_Problem details_
Can the data below be echoed back word for word?

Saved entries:
╭──

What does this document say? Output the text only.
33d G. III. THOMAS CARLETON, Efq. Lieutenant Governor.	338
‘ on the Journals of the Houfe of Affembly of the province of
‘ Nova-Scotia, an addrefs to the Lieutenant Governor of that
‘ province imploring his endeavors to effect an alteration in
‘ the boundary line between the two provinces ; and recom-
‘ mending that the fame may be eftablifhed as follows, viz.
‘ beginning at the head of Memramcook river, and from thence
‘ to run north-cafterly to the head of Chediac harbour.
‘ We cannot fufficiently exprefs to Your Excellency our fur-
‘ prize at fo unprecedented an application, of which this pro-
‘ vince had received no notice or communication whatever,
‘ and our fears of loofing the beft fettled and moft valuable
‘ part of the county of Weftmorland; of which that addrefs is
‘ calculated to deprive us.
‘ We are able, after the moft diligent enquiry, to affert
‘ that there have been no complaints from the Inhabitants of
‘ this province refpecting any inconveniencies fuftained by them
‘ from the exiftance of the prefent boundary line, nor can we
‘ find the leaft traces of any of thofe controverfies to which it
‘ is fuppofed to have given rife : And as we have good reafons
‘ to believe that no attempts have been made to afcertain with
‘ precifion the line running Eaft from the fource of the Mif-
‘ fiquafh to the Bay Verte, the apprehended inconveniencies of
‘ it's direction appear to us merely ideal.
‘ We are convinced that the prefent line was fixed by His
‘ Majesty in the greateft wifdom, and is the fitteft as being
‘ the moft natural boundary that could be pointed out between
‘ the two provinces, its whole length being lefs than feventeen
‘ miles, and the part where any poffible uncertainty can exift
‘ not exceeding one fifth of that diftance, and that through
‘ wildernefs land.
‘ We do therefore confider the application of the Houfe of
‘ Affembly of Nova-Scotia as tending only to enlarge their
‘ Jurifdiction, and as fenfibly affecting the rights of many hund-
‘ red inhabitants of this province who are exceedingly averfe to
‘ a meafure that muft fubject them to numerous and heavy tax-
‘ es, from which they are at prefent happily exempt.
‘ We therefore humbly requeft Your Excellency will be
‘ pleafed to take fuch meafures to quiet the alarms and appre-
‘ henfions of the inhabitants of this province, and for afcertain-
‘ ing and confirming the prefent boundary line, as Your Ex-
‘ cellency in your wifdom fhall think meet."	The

╰──

_The result_
What does this document say? Output the text only.
33d G. III. THOMAS CARLETON, Efq. Lieutenant Governor.	338
‘ on the Journals of the Houfe of Affembly of the province of
‘ Nova-Scotia, an addrefs to the Lieutenant Governor of that
‘ province imploring his endeavors to effect an alteration in
‘ the boundary line between the two provinces ; and recom-
‘ mending that the fame may be eftablifhed as follows, viz.
‘ beginning at the head of Memramcook river, and from thence
‘ to run north-cafterly to the head of Chediac harbour.
‘ We cannot fufficiently exprefs to Your Excellency our fur-
‘ prize at fo unprecedented an application, of which this pro-
‘ vince had received no notice or communication whatever,
‘ and our fears of loofing the beft fettled and moft valuable
‘ part of the county of Weftmorland; of which that addrefs is
‘ calculated to deprive us.
‘ We are able, after the moft diligent enquiry, to affert
‘ that there have been no complaints from the Inhabitants of
‘ this province refpecting any inconveniencies fuftained by them
‘ from the exiftance of the prefent boundary line, nor can we
‘ find the leaft traces of any of thofe controverfies to which it
‘ is fuppofed to have given rife : And as we have good reafons
‘ to believe that no attempts have been made to afcertain with
‘ precifion the line running Eaft from the fource of the Mif-
‘ fiquafh to the Bay Verte, the apprehended inconveniencies of
‘ it's direction appear to us merely ideal.
‘ We are convinced that the prefent line was fixed by His
‘ Majesty in the greateft wifdom, and is the fitteft as being
‘ the moft natural boundary that could be pointed out between
‘ the two provinces, its whole length being lefs than feventeen
‘ miles, and the part where any poffible uncertainty can exift
‘ not exceeding one fifth of that diftance, and that through
‘ wildernefs land.
‘ We do therefore confider the application of the Houfe of
‘ Affembly of Nova-Scotia as tending only to enlarge their
‘ Jurifdiction, and as fenfibly affecting the rights of many hund-
‘ red inhabitants of this province who are exceedingly averfe to
‘ a meafure that muft fubject them to numerous and heavy tax-
‘ es, from which they are at prefent happily exempt.
‘ We therefore humbly requeft Your Excellency will be
‘ pleafed to take fuch meafures to quiet the alarms and appre-
‘ henfions of the inhabitants of this province, and for afcertain-
‘ ing and confirming the prefent boundary line, as Your Ex-
‘ cellency in your wifdom fhall think meet."	The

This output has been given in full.